══ MATERIAL PROVIDED ══
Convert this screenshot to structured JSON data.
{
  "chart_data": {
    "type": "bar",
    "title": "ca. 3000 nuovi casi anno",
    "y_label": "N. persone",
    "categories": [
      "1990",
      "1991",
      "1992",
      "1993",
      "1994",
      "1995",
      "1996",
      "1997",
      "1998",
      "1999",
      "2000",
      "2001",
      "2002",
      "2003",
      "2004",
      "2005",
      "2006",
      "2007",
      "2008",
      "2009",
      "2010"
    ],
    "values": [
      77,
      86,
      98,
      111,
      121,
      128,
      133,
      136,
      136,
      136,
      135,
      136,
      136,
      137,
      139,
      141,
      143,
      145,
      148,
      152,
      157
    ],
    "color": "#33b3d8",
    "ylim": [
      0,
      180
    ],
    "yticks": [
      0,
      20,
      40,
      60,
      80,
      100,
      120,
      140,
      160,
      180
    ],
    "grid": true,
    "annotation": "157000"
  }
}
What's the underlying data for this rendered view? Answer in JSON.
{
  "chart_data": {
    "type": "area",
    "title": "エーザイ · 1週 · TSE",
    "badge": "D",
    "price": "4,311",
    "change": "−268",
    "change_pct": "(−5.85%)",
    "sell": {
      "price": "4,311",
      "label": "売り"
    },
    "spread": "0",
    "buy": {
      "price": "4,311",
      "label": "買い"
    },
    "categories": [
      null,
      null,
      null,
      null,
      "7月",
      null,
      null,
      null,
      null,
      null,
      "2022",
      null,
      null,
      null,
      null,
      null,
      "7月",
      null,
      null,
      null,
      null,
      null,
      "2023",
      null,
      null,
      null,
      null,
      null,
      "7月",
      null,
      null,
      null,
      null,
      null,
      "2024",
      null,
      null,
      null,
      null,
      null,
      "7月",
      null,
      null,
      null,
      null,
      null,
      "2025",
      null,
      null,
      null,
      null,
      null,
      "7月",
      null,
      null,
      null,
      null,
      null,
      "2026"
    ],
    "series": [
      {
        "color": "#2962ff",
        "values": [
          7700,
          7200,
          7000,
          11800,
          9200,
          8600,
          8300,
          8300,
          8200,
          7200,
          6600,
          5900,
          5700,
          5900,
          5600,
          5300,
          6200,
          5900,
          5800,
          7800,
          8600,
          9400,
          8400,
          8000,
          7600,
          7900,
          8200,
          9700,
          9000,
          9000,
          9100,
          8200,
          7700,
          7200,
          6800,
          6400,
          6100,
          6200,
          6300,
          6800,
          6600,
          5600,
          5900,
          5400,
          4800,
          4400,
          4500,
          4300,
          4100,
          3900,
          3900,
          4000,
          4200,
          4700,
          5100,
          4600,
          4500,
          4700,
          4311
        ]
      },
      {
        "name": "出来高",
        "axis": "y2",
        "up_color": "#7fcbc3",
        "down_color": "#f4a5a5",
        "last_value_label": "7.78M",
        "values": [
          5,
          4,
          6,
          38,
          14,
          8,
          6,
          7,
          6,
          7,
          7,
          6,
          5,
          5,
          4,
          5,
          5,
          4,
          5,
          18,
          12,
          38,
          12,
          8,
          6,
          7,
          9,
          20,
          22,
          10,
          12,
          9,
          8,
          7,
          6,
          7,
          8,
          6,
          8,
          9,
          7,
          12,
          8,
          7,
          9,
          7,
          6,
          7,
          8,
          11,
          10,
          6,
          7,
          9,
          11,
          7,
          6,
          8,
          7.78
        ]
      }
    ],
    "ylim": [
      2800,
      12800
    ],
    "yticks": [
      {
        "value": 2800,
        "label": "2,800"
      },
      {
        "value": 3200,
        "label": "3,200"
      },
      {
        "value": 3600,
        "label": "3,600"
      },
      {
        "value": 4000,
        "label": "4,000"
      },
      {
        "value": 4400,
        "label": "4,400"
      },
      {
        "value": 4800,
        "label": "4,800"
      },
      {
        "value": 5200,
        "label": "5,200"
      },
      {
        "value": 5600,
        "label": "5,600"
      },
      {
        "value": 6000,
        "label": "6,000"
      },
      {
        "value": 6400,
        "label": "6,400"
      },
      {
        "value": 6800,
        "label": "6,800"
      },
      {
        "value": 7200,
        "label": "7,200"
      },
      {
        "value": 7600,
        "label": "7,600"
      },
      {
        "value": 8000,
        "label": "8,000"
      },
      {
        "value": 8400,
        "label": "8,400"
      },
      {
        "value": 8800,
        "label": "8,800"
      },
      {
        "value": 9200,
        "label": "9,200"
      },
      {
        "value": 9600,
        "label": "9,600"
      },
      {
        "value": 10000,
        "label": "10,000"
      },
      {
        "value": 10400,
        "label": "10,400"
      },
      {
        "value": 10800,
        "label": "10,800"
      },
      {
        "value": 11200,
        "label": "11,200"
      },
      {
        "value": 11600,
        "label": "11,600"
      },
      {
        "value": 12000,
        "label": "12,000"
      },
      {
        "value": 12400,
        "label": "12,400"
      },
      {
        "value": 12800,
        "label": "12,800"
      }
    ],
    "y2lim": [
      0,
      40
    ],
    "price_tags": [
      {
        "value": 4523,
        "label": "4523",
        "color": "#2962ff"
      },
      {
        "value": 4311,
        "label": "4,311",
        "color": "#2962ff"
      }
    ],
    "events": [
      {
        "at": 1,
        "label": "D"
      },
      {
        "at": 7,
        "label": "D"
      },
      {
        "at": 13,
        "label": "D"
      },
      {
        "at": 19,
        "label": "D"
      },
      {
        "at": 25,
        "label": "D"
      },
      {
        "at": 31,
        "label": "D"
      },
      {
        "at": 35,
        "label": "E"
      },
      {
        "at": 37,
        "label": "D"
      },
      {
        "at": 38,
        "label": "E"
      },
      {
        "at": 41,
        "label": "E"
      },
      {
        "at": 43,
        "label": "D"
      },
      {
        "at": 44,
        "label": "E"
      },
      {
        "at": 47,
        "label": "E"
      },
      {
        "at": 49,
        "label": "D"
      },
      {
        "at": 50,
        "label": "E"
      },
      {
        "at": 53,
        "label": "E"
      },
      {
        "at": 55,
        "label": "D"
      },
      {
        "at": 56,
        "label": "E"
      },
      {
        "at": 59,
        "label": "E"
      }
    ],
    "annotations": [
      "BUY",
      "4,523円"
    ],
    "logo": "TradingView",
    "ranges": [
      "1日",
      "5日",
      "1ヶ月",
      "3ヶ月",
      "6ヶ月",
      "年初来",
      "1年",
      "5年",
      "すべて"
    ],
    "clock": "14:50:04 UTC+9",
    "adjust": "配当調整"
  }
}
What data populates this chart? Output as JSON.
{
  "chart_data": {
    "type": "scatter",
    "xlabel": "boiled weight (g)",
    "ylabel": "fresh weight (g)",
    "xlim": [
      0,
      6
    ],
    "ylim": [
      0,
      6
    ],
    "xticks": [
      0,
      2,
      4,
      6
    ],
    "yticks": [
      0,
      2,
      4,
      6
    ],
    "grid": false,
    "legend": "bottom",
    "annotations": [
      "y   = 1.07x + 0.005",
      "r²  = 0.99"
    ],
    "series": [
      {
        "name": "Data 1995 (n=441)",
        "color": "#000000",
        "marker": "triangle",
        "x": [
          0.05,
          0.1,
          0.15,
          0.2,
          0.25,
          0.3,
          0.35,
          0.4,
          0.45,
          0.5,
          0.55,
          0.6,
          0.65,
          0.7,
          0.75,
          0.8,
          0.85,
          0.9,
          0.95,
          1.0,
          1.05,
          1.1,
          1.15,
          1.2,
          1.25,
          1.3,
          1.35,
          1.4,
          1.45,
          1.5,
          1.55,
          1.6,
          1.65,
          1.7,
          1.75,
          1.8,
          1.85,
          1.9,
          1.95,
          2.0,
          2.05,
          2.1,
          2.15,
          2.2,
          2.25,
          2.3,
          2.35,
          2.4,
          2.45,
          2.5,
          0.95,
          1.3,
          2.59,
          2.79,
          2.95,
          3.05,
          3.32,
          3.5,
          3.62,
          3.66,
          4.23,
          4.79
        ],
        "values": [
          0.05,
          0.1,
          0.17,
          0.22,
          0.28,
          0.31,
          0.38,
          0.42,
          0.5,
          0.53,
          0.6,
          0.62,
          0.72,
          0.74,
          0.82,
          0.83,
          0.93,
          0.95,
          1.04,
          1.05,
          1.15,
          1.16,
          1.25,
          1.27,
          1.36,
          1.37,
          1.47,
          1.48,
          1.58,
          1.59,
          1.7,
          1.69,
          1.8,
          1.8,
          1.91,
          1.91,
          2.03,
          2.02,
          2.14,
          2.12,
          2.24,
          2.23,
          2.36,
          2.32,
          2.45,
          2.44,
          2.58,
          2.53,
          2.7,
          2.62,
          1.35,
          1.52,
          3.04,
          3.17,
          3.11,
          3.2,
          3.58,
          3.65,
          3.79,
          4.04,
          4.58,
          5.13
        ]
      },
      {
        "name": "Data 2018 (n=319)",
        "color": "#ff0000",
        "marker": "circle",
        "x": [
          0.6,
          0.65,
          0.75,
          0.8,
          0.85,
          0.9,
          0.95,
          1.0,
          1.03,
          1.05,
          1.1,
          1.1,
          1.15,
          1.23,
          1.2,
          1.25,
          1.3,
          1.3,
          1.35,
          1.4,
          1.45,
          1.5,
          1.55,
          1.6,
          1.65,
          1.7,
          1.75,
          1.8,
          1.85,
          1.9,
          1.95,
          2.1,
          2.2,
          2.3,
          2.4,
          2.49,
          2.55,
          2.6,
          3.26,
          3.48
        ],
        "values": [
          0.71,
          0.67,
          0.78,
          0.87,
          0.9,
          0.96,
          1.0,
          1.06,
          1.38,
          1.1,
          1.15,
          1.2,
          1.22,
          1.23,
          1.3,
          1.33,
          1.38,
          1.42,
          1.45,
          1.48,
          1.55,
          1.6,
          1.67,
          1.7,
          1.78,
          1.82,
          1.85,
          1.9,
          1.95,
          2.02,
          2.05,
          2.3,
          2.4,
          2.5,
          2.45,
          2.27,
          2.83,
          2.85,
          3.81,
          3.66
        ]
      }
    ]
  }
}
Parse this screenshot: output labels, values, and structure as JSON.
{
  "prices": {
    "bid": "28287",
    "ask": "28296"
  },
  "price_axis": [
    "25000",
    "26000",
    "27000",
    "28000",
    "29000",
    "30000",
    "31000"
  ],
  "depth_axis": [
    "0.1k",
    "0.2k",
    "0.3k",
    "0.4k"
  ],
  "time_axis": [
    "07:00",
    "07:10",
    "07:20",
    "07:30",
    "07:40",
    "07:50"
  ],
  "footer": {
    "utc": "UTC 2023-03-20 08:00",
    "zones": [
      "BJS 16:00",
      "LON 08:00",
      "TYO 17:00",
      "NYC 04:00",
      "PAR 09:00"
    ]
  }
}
═══
#### WHAT YOU NEED TO DO
From the listing above, collect every line that mentions the word "JSON".

#### SOLVED PROBLEM
Convert this screenshot to structured JSON data.
What's the underlying data for this rendered view? Answer in JSON.
What data populates this chart? Output as JSON.
Parse this screenshot: output labels, values, and structure as JSON.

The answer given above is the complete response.